Work to complete: Exactly as they appear, output all of the entries.

====== Exercise data ======

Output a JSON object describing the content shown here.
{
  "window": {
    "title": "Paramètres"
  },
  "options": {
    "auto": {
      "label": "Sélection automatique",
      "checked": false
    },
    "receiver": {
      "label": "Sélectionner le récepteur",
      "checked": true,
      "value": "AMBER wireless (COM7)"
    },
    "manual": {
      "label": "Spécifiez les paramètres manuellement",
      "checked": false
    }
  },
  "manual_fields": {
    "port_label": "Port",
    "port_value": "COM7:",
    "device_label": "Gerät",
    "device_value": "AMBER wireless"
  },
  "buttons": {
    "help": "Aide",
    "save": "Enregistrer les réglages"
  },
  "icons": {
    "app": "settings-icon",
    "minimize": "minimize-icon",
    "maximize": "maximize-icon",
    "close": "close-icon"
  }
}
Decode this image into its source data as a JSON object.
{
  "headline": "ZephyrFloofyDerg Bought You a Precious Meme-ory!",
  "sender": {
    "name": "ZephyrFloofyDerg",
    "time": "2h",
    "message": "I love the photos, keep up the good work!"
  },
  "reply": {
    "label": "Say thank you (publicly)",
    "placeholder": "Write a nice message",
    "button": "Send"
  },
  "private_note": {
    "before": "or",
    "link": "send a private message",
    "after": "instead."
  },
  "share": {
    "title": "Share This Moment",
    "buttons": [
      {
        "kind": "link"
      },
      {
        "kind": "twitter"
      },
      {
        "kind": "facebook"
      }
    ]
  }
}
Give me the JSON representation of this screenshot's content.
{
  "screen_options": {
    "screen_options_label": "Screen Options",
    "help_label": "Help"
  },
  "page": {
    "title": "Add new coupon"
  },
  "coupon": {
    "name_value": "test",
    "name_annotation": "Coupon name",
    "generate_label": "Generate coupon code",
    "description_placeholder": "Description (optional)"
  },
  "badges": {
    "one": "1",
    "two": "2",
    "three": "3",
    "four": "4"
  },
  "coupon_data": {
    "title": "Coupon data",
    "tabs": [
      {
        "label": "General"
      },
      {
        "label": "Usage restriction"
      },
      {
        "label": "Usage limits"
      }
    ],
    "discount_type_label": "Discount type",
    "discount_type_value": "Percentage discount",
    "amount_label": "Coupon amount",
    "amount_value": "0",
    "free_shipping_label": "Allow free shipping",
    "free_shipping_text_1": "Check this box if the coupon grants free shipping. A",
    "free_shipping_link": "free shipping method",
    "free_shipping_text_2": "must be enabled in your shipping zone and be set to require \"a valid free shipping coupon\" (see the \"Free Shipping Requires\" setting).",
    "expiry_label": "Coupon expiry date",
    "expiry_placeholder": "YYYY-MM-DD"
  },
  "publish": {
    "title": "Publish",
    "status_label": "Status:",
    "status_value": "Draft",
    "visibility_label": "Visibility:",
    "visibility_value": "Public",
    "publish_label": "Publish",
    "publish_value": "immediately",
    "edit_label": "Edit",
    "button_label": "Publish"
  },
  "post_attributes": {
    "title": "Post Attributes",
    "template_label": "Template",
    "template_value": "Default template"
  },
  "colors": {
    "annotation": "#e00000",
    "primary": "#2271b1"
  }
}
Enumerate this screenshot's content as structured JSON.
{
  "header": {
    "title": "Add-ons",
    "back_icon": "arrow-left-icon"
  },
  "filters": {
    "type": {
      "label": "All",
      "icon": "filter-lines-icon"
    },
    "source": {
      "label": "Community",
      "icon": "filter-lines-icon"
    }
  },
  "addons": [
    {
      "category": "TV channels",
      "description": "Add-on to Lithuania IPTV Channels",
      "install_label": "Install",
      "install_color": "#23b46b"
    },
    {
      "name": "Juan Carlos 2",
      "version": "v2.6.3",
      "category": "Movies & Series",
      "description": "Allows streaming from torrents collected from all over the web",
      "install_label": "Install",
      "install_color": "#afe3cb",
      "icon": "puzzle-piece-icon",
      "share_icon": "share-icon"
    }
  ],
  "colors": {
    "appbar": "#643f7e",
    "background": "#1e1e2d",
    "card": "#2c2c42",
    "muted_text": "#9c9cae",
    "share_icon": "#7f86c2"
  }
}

======

Written solution:
Output a JSON object describing the content shown here.
{
  "window": {
    "title": "Paramètres"
  },
  "options": {
    "auto": {
      "label": "Sélection automatique",
      "checked": false
    },
    "receiver": {
      "label": "Sélectionner le récepteur",
      "checked": true,
      "value": "AMBER wireless (COM7)"
    },
    "manual": {
      "label": "Spécifiez les paramètres manuellement",
      "checked": false
    }
  },
  "manual_fields": {
    "port_label": "Port",
    "port_value": "COM7:",
    "device_label": "Gerät",
    "device_value": "AMBER wireless"
  },
  "buttons": {
    "help": "Aide",
    "save": "Enregistrer les réglages"
  },
  "icons": {
    "app": "settings-icon",
    "minimize": "minimize-icon",
    "maximize": "maximize-icon",
    "close": "close-icon"
  }
}
Decode this image into its source data as a JSON object.
{
  "headline": "ZephyrFloofyDerg Bought You a Precious Meme-ory!",
  "sender": {
    "name": "ZephyrFloofyDerg",
    "time": "2h",
    "message": "I love the photos, keep up the good work!"
  },
  "reply": {
    "label": "Say thank you (publicly)",
    "placeholder": "Write a nice message",
    "button": "Send"
  },
  "private_note": {
    "before": "or",
    "link": "send a private message",
    "after": "instead."
  },
  "share": {
    "title": "Share This Moment",
    "buttons": [
      {
        "kind": "link"
      },
      {
        "kind": "twitter"
      },
      {
        "kind": "facebook"
      }
    ]
  }
}
Give me the JSON representation of this screenshot's content.
{
  "screen_options": {
    "screen_options_label": "Screen Options",
    "help_label": "Help"
  },
  "page": {
    "title": "Add new coupon"
  },
  "coupon": {
    "name_value": "test",
    "name_annotation": "Coupon name",
    "generate_label": "Generate coupon code",
    "description_placeholder": "Description (optional)"
  },
  "badges": {
    "one": "1",
    "two": "2",
    "three": "3",
    "four": "4"
  },
  "coupon_data": {
    "title": "Coupon data",
    "tabs": [
      {
        "label": "General"
      },
      {
        "label": "Usage restriction"
      },
      {
        "label": "Usage limits"
      }
    ],
    "discount_type_label": "Discount type",
    "discount_type_value": "Percentage discount",
    "amount_label": "Coupon amount",
    "amount_value": "0",
    "free_shipping_label": "Allow free shipping",
    "free_shipping_text_1": "Check this box if the coupon grants free shipping. A",
    "free_shipping_link": "free shipping method",
    "free_shipping_text_2": "must be enabled in your shipping zone and be set to require \"a valid free shipping coupon\" (see the \"Free Shipping Requires\" setting).",
    "expiry_label": "Coupon expiry date",
    "expiry_placeholder": "YYYY-MM-DD"
  },
  "publish": {
    "title": "Publish",
    "status_label": "Status:",
    "status_value": "Draft",
    "visibility_label": "Visibility:",
    "visibility_value": "Public",
    "publish_label": "Publish",
    "publish_value": "immediately",
    "edit_label": "Edit",
    "button_label": "Publish"
  },
  "post_attributes": {
    "title": "Post Attributes",
    "template_label": "Template",
    "template_value": "Default template"
  },
  "colors": {
    "annotation": "#e00000",
    "primary": "#2271b1"
  }
}
Enumerate this screenshot's content as structured JSON.
{
  "header": {
    "title": "Add-ons",
    "back_icon": "arrow-left-icon"
  },
  "filters": {
    "type": {
      "label": "All",
      "icon": "filter-lines-icon"
    },
    "source": {
      "label": "Community",
      "icon": "filter-lines-icon"
    }
  },
  "addons": [
    {
      "category": "TV channels",
      "description": "Add-on to Lithuania IPTV Channels",
      "install_label": "Install",
      "install_color": "#23b46b"
    },
    {
      "name": "Juan Carlos 2",
      "version": "v2.6.3",
      "category": "Movies & Series",
      "description": "Allows streaming from torrents collected from all over the web",
      "install_label": "Install",
      "install_color": "#afe3cb",
      "icon": "puzzle-piece-icon",
      "share_icon": "share-icon"
    }
  ],
  "colors": {
    "appbar": "#643f7e",
    "background": "#1e1e2d",
    "card": "#2c2c42",
    "muted_text": "#9c9cae",
    "share_icon": "#7f86c2"
  }
}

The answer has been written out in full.